(Task goal) Images excluded, repeat each entry below exactly.

═══ Listed entries ═══

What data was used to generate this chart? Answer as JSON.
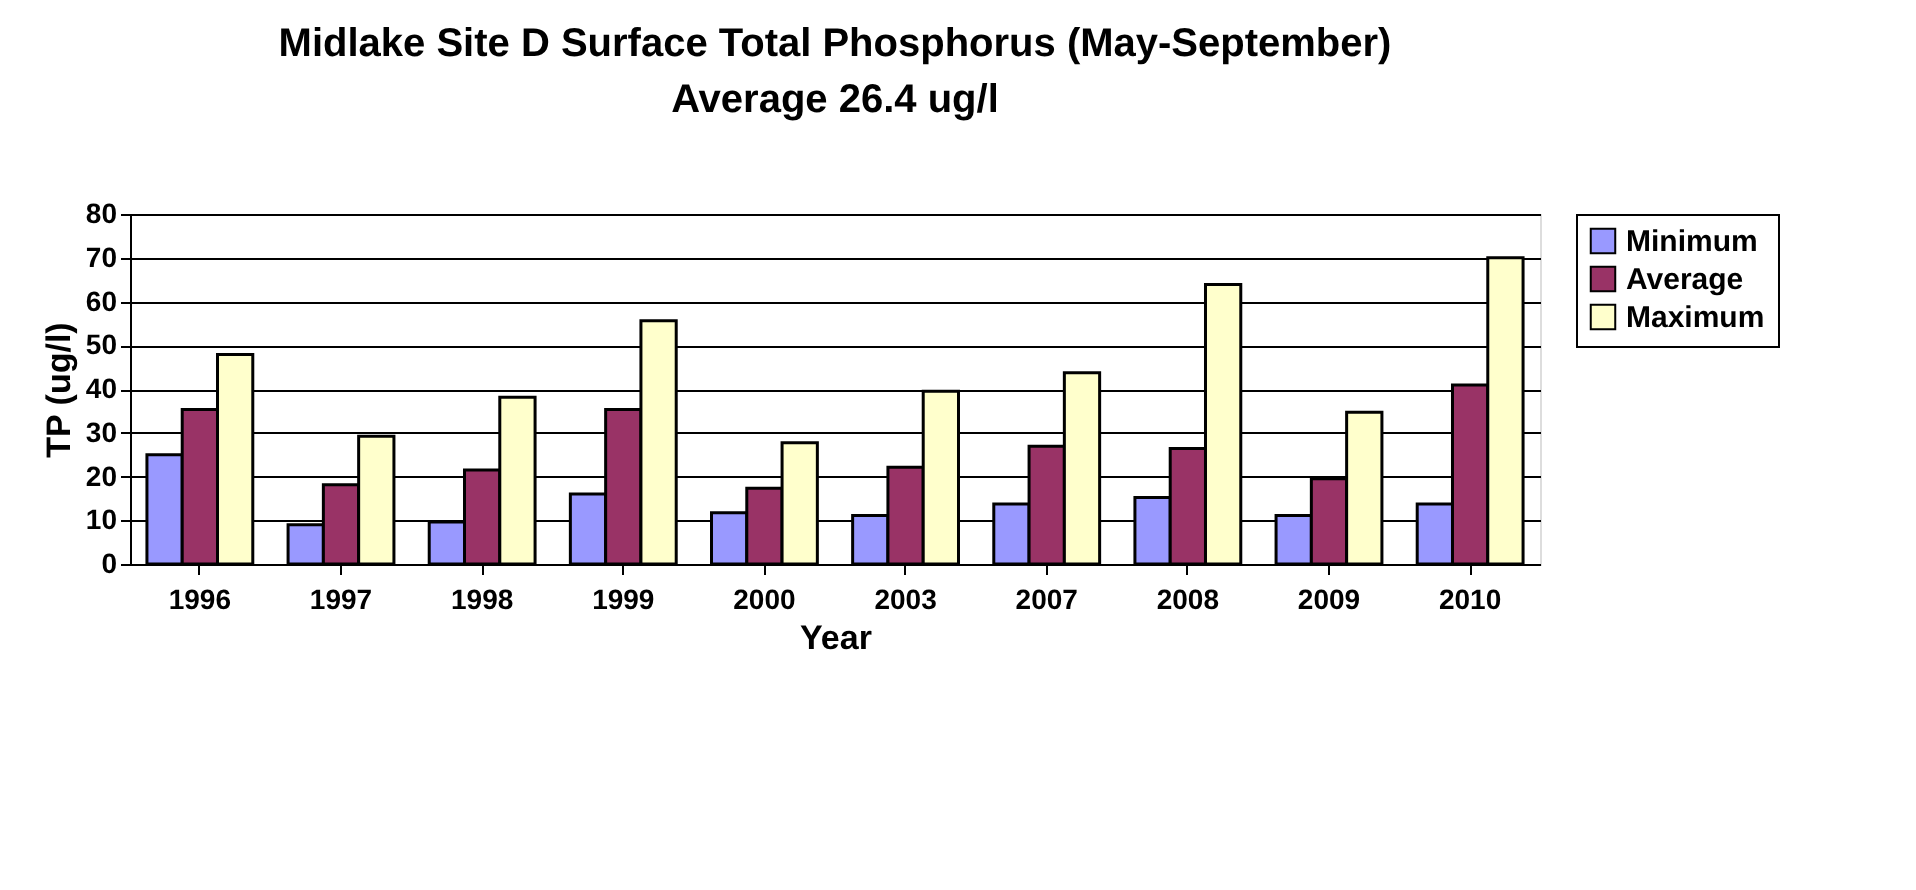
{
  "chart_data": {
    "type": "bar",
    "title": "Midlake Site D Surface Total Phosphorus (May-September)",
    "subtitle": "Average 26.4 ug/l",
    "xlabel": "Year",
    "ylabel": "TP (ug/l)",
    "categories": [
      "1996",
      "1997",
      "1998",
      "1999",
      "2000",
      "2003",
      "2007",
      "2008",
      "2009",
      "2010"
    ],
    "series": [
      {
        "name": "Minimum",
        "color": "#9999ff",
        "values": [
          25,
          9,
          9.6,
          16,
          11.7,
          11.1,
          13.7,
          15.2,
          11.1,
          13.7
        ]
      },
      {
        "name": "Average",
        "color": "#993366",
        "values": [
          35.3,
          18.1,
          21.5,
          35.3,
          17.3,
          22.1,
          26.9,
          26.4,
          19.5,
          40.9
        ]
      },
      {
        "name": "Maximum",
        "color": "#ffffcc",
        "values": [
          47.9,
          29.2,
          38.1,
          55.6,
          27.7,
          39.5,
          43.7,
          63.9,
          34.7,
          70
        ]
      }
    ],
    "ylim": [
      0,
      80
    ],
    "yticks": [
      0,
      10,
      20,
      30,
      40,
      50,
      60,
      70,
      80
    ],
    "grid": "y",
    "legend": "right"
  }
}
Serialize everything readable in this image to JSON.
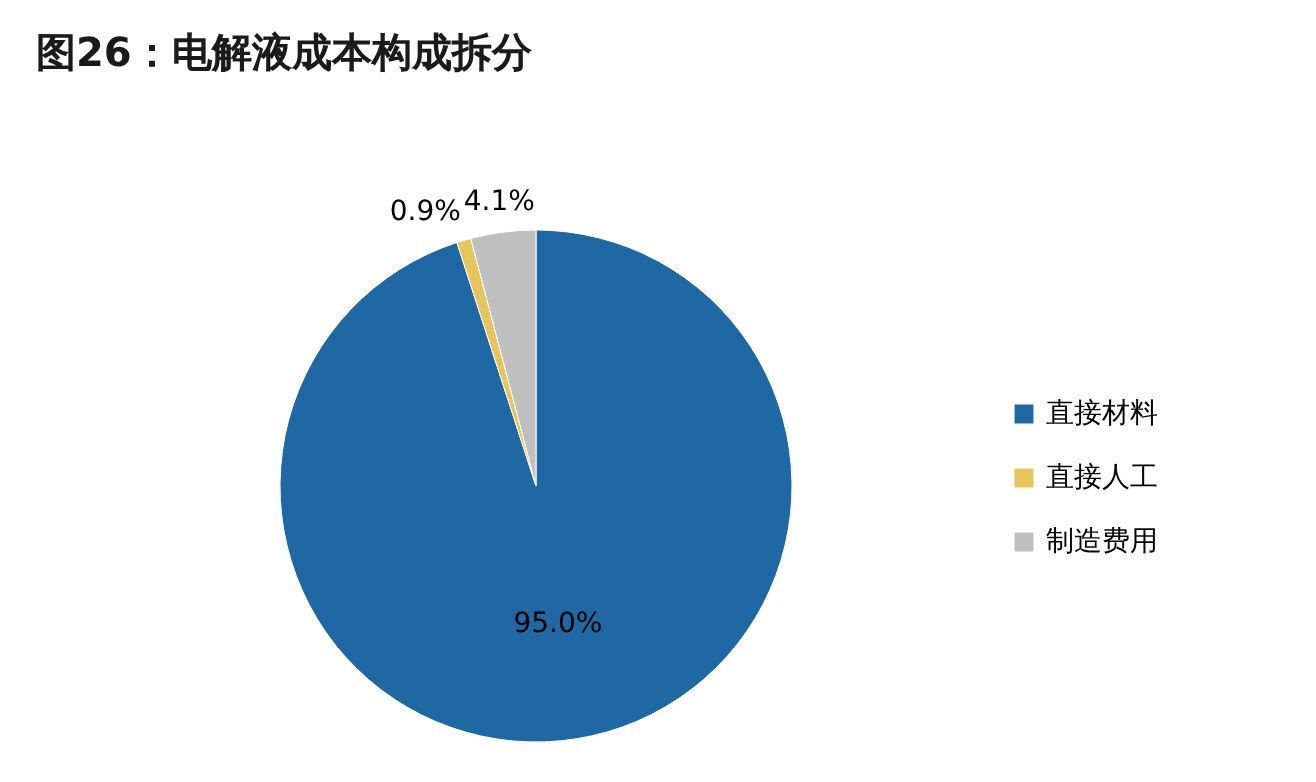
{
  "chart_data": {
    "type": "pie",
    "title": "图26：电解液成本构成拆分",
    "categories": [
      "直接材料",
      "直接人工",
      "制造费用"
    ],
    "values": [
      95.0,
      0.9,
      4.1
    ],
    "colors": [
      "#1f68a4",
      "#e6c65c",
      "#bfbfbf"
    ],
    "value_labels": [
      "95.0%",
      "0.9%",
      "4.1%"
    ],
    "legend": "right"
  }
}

═══

(Complete response)
What data was used to generate this chart? Answer as JSON.
{
  "chart_data": {
    "type": "bar",
    "title": "Midlake Site D Surface Total Phosphorus (May-September)",
    "subtitle": "Average 26.4 ug/l",
    "xlabel": "Year",
    "ylabel": "TP (ug/l)",
    "categories": [
      "1996",
      "1997",
      "1998",
      "1999",
      "2000",
      "2003",
      "2007",
      "2008",
      "2009",
      "2010"
    ],
    "series": [
      {
        "name": "Minimum",
        "color": "#9999ff",
        "values": [
          25,
          9,
          9.6,
          16,
          11.7,
          11.1,
          13.7,
          15.2,
          11.1,
          13.7
        ]
      },
      {
        "name": "Average",
        "color": "#993366",
        "values": [
          35.3,
          18.1,
          21.5,
          35.3,
          17.3,
          22.1,
          26.9,
          26.4,
          19.5,
          40.9
        ]
      },
      {
        "name": "Maximum",
        "color": "#ffffcc",
        "values": [
          47.9,
          29.2,
          38.1,
          55.6,
          27.7,
          39.5,
          43.7,
          63.9,
          34.7,
          70
        ]
      }
    ],
    "ylim": [
      0,
      80
    ],
    "yticks": [
      0,
      10,
      20,
      30,
      40,
      50,
      60,
      70,
      80
    ],
    "grid": "y",
    "legend": "right"
  }
}
Serialize everything readable in this image to JSON.
{
  "chart_data": {
    "type": "pie",
    "title": "图26：电解液成本构成拆分",
    "categories": [
      "直接材料",
      "直接人工",
      "制造费用"
    ],
    "values": [
      95.0,
      0.9,
      4.1
    ],
    "colors": [
      "#1f68a4",
      "#e6c65c",
      "#bfbfbf"
    ],
    "value_labels": [
      "95.0%",
      "0.9%",
      "4.1%"
    ],
    "legend": "right"
  }
}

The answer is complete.